Take the entries below and print all of them exactly, please.

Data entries
▼▼▼
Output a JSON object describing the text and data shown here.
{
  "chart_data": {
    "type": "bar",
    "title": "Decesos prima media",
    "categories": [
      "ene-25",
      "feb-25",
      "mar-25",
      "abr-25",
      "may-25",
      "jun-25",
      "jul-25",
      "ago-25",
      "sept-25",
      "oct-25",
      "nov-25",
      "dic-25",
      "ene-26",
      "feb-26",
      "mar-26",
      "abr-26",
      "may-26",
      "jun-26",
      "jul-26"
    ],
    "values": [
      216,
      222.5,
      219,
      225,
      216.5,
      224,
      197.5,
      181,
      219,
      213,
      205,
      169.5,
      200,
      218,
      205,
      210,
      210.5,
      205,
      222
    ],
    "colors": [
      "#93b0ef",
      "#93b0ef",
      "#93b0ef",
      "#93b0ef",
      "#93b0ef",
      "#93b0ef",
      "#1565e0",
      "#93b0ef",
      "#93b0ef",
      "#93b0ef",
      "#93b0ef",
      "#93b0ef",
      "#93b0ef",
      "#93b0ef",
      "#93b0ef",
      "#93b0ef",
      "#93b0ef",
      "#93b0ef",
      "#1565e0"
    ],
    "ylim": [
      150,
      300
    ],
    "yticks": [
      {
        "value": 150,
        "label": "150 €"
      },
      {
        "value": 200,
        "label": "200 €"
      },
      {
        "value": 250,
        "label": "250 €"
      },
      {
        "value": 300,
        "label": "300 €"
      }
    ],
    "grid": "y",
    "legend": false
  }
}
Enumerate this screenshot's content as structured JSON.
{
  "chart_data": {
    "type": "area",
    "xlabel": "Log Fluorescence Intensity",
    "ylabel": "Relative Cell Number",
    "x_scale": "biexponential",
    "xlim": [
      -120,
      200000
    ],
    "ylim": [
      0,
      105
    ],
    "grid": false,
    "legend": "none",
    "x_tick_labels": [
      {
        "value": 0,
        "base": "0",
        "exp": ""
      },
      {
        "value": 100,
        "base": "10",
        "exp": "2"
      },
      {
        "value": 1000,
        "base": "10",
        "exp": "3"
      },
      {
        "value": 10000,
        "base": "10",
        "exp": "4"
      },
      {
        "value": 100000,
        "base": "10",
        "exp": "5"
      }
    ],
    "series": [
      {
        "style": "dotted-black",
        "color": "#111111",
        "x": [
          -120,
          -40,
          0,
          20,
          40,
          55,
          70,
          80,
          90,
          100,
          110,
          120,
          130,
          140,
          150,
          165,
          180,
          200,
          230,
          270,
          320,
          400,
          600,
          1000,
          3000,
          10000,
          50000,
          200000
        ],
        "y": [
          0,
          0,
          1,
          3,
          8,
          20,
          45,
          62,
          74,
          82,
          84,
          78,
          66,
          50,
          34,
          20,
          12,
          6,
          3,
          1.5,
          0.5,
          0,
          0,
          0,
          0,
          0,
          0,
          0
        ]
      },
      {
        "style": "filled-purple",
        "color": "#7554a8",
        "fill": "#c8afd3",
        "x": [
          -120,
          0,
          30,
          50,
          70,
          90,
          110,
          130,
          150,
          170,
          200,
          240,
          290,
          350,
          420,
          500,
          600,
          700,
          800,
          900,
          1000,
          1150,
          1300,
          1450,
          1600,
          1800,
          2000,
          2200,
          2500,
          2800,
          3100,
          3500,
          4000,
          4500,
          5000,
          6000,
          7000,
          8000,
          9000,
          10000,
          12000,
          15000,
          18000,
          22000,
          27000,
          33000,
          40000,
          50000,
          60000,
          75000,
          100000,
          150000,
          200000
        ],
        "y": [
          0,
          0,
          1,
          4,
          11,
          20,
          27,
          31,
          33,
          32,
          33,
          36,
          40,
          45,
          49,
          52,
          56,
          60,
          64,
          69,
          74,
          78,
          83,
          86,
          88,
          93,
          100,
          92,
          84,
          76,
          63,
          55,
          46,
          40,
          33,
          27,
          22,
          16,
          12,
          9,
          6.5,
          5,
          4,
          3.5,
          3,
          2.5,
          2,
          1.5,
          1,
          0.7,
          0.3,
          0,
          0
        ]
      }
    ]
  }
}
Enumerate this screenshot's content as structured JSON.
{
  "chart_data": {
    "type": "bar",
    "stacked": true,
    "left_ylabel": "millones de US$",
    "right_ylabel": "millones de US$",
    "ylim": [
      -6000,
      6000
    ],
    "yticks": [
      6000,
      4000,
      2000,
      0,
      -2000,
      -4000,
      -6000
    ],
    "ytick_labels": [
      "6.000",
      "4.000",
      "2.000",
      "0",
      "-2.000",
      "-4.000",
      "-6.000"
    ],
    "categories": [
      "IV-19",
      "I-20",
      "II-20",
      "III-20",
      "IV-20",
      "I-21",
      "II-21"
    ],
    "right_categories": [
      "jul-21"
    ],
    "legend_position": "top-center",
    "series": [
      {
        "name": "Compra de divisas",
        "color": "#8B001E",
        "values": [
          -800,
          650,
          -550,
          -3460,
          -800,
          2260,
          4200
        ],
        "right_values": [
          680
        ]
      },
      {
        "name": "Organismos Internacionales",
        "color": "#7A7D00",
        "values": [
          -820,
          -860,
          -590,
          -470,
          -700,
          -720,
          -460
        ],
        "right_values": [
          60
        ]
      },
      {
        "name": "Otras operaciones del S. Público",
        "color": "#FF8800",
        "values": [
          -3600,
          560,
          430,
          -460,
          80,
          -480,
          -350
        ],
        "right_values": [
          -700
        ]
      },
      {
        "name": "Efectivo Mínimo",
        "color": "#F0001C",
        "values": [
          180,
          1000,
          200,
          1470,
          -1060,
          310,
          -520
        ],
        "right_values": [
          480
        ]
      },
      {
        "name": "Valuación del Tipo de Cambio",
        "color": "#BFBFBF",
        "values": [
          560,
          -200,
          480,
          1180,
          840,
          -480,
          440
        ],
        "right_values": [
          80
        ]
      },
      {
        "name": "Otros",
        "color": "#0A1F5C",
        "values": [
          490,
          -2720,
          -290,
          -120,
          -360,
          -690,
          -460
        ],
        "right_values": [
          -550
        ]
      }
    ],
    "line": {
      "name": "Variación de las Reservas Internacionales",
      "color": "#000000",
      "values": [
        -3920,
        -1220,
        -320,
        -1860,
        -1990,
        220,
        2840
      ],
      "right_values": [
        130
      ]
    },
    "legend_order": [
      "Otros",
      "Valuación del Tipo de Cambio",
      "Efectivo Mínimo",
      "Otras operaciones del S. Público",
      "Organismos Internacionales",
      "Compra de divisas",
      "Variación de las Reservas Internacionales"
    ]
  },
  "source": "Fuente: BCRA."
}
▲▲▲
Written answer:
Output a JSON object describing the text and data shown here.
{
  "chart_data": {
    "type": "bar",
    "title": "Decesos prima media",
    "categories": [
      "ene-25",
      "feb-25",
      "mar-25",
      "abr-25",
      "may-25",
      "jun-25",
      "jul-25",
      "ago-25",
      "sept-25",
      "oct-25",
      "nov-25",
      "dic-25",
      "ene-26",
      "feb-26",
      "mar-26",
      "abr-26",
      "may-26",
      "jun-26",
      "jul-26"
    ],
    "values": [
      216,
      222.5,
      219,
      225,
      216.5,
      224,
      197.5,
      181,
      219,
      213,
      205,
      169.5,
      200,
      218,
      205,
      210,
      210.5,
      205,
      222
    ],
    "colors": [
      "#93b0ef",
      "#93b0ef",
      "#93b0ef",
      "#93b0ef",
      "#93b0ef",
      "#93b0ef",
      "#1565e0",
      "#93b0ef",
      "#93b0ef",
      "#93b0ef",
      "#93b0ef",
      "#93b0ef",
      "#93b0ef",
      "#93b0ef",
      "#93b0ef",
      "#93b0ef",
      "#93b0ef",
      "#93b0ef",
      "#1565e0"
    ],
    "ylim": [
      150,
      300
    ],
    "yticks": [
      {
        "value": 150,
        "label": "150 €"
      },
      {
        "value": 200,
        "label": "200 €"
      },
      {
        "value": 250,
        "label": "250 €"
      },
      {
        "value": 300,
        "label": "300 €"
      }
    ],
    "grid": "y",
    "legend": false
  }
}
Enumerate this screenshot's content as structured JSON.
{
  "chart_data": {
    "type": "area",
    "xlabel": "Log Fluorescence Intensity",
    "ylabel": "Relative Cell Number",
    "x_scale": "biexponential",
    "xlim": [
      -120,
      200000
    ],
    "ylim": [
      0,
      105
    ],
    "grid": false,
    "legend": "none",
    "x_tick_labels": [
      {
        "value": 0,
        "base": "0",
        "exp": ""
      },
      {
        "value": 100,
        "base": "10",
        "exp": "2"
      },
      {
        "value": 1000,
        "base": "10",
        "exp": "3"
      },
      {
        "value": 10000,
        "base": "10",
        "exp": "4"
      },
      {
        "value": 100000,
        "base": "10",
        "exp": "5"
      }
    ],
    "series": [
      {
        "style": "dotted-black",
        "color": "#111111",
        "x": [
          -120,
          -40,
          0,
          20,
          40,
          55,
          70,
          80,
          90,
          100,
          110,
          120,
          130,
          140,
          150,
          165,
          180,
          200,
          230,
          270,
          320,
          400,
          600,
          1000,
          3000,
          10000,
          50000,
          200000
        ],
        "y": [
          0,
          0,
          1,
          3,
          8,
          20,
          45,
          62,
          74,
          82,
          84,
          78,
          66,
          50,
          34,
          20,
          12,
          6,
          3,
          1.5,
          0.5,
          0,
          0,
          0,
          0,
          0,
          0,
          0
        ]
      },
      {
        "style": "filled-purple",
        "color": "#7554a8",
        "fill": "#c8afd3",
        "x": [
          -120,
          0,
          30,
          50,
          70,
          90,
          110,
          130,
          150,
          170,
          200,
          240,
          290,
          350,
          420,
          500,
          600,
          700,
          800,
          900,
          1000,
          1150,
          1300,
          1450,
          1600,
          1800,
          2000,
          2200,
          2500,
          2800,
          3100,
          3500,
          4000,
          4500,
          5000,
          6000,
          7000,
          8000,
          9000,
          10000,
          12000,
          15000,
          18000,
          22000,
          27000,
          33000,
          40000,
          50000,
          60000,
          75000,
          100000,
          150000,
          200000
        ],
        "y": [
          0,
          0,
          1,
          4,
          11,
          20,
          27,
          31,
          33,
          32,
          33,
          36,
          40,
          45,
          49,
          52,
          56,
          60,
          64,
          69,
          74,
          78,
          83,
          86,
          88,
          93,
          100,
          92,
          84,
          76,
          63,
          55,
          46,
          40,
          33,
          27,
          22,
          16,
          12,
          9,
          6.5,
          5,
          4,
          3.5,
          3,
          2.5,
          2,
          1.5,
          1,
          0.7,
          0.3,
          0,
          0
        ]
      }
    ]
  }
}
Enumerate this screenshot's content as structured JSON.
{
  "chart_data": {
    "type": "bar",
    "stacked": true,
    "left_ylabel": "millones de US$",
    "right_ylabel": "millones de US$",
    "ylim": [
      -6000,
      6000
    ],
    "yticks": [
      6000,
      4000,
      2000,
      0,
      -2000,
      -4000,
      -6000
    ],
    "ytick_labels": [
      "6.000",
      "4.000",
      "2.000",
      "0",
      "-2.000",
      "-4.000",
      "-6.000"
    ],
    "categories": [
      "IV-19",
      "I-20",
      "II-20",
      "III-20",
      "IV-20",
      "I-21",
      "II-21"
    ],
    "right_categories": [
      "jul-21"
    ],
    "legend_position": "top-center",
    "series": [
      {
        "name": "Compra de divisas",
        "color": "#8B001E",
        "values": [
          -800,
          650,
          -550,
          -3460,
          -800,
          2260,
          4200
        ],
        "right_values": [
          680
        ]
      },
      {
        "name": "Organismos Internacionales",
        "color": "#7A7D00",
        "values": [
          -820,
          -860,
          -590,
          -470,
          -700,
          -720,
          -460
        ],
        "right_values": [
          60
        ]
      },
      {
        "name": "Otras operaciones del S. Público",
        "color": "#FF8800",
        "values": [
          -3600,
          560,
          430,
          -460,
          80,
          -480,
          -350
        ],
        "right_values": [
          -700
        ]
      },
      {
        "name": "Efectivo Mínimo",
        "color": "#F0001C",
        "values": [
          180,
          1000,
          200,
          1470,
          -1060,
          310,
          -520
        ],
        "right_values": [
          480
        ]
      },
      {
        "name": "Valuación del Tipo de Cambio",
        "color": "#BFBFBF",
        "values": [
          560,
          -200,
          480,
          1180,
          840,
          -480,
          440
        ],
        "right_values": [
          80
        ]
      },
      {
        "name": "Otros",
        "color": "#0A1F5C",
        "values": [
          490,
          -2720,
          -290,
          -120,
          -360,
          -690,
          -460
        ],
        "right_values": [
          -550
        ]
      }
    ],
    "line": {
      "name": "Variación de las Reservas Internacionales",
      "color": "#000000",
      "values": [
        -3920,
        -1220,
        -320,
        -1860,
        -1990,
        220,
        2840
      ],
      "right_values": [
        130
      ]
    },
    "legend_order": [
      "Otros",
      "Valuación del Tipo de Cambio",
      "Efectivo Mínimo",
      "Otras operaciones del S. Público",
      "Organismos Internacionales",
      "Compra de divisas",
      "Variación de las Reservas Internacionales"
    ]
  },
  "source": "Fuente: BCRA."
}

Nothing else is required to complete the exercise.